THE INPUT
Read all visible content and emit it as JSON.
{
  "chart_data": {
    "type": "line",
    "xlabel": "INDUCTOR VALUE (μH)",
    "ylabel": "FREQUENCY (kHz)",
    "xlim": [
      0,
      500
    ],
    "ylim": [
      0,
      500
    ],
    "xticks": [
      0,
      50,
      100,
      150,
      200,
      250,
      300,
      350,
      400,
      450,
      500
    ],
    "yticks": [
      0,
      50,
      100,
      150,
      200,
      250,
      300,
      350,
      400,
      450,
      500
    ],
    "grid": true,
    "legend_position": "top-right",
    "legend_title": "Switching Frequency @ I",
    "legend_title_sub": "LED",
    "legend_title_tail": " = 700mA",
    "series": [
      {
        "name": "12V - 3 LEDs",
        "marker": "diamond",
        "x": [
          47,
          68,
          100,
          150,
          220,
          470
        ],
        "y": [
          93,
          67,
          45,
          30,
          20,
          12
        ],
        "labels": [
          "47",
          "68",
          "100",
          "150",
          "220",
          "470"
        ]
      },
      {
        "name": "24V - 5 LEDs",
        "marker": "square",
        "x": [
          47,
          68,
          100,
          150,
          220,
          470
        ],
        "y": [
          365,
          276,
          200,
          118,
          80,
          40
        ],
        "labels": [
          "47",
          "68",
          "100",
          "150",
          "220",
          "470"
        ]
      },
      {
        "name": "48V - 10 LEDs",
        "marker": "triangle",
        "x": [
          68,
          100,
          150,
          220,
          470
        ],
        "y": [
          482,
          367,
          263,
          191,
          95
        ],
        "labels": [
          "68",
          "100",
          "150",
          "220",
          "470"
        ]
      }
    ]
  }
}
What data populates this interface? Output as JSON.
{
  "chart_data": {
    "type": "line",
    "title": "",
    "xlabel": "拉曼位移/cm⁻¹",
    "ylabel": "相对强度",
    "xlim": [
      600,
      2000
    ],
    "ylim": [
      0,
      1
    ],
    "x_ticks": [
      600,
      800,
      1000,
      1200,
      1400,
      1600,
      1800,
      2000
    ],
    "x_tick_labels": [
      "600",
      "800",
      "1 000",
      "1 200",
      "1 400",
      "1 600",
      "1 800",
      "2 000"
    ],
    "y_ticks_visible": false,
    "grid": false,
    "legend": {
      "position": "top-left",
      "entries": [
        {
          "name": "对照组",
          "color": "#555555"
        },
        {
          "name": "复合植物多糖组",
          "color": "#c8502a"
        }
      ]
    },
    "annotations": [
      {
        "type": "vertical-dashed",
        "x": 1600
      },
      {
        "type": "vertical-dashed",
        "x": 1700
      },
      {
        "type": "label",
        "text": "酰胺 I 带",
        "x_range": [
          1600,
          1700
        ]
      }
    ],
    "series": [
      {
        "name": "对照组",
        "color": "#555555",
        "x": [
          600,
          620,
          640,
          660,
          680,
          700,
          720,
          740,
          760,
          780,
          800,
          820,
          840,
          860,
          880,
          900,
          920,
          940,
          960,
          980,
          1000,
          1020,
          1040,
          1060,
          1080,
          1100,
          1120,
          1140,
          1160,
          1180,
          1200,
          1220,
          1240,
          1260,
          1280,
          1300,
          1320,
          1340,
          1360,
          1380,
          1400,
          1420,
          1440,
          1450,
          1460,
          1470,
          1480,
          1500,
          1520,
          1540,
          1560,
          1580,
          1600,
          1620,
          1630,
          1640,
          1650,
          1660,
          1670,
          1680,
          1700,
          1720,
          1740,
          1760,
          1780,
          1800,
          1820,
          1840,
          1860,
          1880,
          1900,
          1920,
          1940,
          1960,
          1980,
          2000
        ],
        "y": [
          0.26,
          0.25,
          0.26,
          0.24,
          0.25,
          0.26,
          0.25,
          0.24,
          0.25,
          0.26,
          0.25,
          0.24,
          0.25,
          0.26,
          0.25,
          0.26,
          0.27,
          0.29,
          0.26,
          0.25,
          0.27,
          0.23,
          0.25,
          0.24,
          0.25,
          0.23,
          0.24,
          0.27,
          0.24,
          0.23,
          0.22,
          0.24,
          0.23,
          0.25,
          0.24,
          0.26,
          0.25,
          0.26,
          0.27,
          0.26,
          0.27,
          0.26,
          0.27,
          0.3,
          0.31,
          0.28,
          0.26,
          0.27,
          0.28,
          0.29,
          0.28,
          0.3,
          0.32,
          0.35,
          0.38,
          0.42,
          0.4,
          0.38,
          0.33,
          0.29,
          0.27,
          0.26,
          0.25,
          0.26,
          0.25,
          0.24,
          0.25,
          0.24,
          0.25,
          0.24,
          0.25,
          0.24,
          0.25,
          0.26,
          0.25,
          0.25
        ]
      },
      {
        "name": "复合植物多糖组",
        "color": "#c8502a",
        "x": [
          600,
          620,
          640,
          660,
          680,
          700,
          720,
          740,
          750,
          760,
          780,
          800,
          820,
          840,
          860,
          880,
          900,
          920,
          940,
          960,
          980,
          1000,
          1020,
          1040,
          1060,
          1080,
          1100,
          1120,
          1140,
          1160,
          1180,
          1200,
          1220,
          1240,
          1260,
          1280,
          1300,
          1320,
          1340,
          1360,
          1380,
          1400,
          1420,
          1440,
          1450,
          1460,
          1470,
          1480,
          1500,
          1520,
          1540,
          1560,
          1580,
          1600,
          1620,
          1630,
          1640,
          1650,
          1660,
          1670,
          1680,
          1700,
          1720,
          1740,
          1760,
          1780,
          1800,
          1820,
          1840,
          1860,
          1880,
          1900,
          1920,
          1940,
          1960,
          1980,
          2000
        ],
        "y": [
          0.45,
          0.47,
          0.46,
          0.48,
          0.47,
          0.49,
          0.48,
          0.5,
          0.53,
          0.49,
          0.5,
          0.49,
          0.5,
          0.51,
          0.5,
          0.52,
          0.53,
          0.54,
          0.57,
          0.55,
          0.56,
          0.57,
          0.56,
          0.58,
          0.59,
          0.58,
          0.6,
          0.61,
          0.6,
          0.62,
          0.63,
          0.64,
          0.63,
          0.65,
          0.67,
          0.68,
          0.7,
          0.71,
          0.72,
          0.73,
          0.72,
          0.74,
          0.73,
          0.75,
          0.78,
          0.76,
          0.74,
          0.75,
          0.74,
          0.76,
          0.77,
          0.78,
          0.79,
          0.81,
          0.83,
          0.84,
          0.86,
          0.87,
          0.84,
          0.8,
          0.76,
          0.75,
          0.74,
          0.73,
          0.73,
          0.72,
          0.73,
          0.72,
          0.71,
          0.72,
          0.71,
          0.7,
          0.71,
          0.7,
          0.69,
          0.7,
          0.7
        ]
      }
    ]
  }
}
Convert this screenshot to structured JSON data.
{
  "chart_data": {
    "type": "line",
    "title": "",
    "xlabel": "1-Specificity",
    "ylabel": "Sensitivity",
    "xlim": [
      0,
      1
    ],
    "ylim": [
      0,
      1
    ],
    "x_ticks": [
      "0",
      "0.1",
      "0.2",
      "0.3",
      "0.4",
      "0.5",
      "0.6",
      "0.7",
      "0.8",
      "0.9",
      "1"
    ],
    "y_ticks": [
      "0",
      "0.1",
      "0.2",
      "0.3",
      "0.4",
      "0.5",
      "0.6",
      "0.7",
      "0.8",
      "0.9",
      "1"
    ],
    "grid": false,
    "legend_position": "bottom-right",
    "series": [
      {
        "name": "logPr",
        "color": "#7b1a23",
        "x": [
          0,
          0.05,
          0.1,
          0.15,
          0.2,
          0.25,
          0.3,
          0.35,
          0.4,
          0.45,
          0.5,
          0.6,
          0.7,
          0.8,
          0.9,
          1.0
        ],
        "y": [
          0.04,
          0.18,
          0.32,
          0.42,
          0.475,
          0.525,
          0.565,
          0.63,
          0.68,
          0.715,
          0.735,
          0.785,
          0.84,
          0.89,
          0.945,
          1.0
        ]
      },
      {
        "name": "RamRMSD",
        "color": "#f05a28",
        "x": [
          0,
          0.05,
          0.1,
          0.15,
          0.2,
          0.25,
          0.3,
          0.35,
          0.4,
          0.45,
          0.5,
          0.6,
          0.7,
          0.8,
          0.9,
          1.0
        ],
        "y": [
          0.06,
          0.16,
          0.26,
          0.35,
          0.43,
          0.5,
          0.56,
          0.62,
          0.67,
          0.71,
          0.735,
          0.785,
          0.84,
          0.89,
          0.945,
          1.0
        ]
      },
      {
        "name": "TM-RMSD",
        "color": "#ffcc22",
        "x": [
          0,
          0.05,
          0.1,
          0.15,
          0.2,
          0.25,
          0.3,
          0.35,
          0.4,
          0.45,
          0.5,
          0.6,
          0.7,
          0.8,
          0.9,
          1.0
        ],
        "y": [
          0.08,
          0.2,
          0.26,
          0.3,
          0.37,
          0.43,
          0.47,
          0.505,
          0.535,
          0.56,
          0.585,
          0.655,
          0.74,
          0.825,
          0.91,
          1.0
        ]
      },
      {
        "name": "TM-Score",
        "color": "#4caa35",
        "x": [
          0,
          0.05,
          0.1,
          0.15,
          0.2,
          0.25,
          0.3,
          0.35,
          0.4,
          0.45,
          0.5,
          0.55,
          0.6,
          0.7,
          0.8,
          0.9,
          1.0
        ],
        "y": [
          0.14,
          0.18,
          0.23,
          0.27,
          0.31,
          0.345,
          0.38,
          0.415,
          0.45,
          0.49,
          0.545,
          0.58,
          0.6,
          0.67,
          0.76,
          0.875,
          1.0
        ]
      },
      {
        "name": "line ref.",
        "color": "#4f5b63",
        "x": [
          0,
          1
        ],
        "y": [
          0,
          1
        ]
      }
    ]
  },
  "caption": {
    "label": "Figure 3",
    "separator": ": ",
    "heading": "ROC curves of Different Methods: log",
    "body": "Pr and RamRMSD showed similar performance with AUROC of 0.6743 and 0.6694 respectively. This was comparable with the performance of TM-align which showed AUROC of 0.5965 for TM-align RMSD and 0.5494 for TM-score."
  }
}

REQUIRED TASK
Count each line where the string "RamRMSD" occurs, and write only the number.

RIGHT ANSWER
2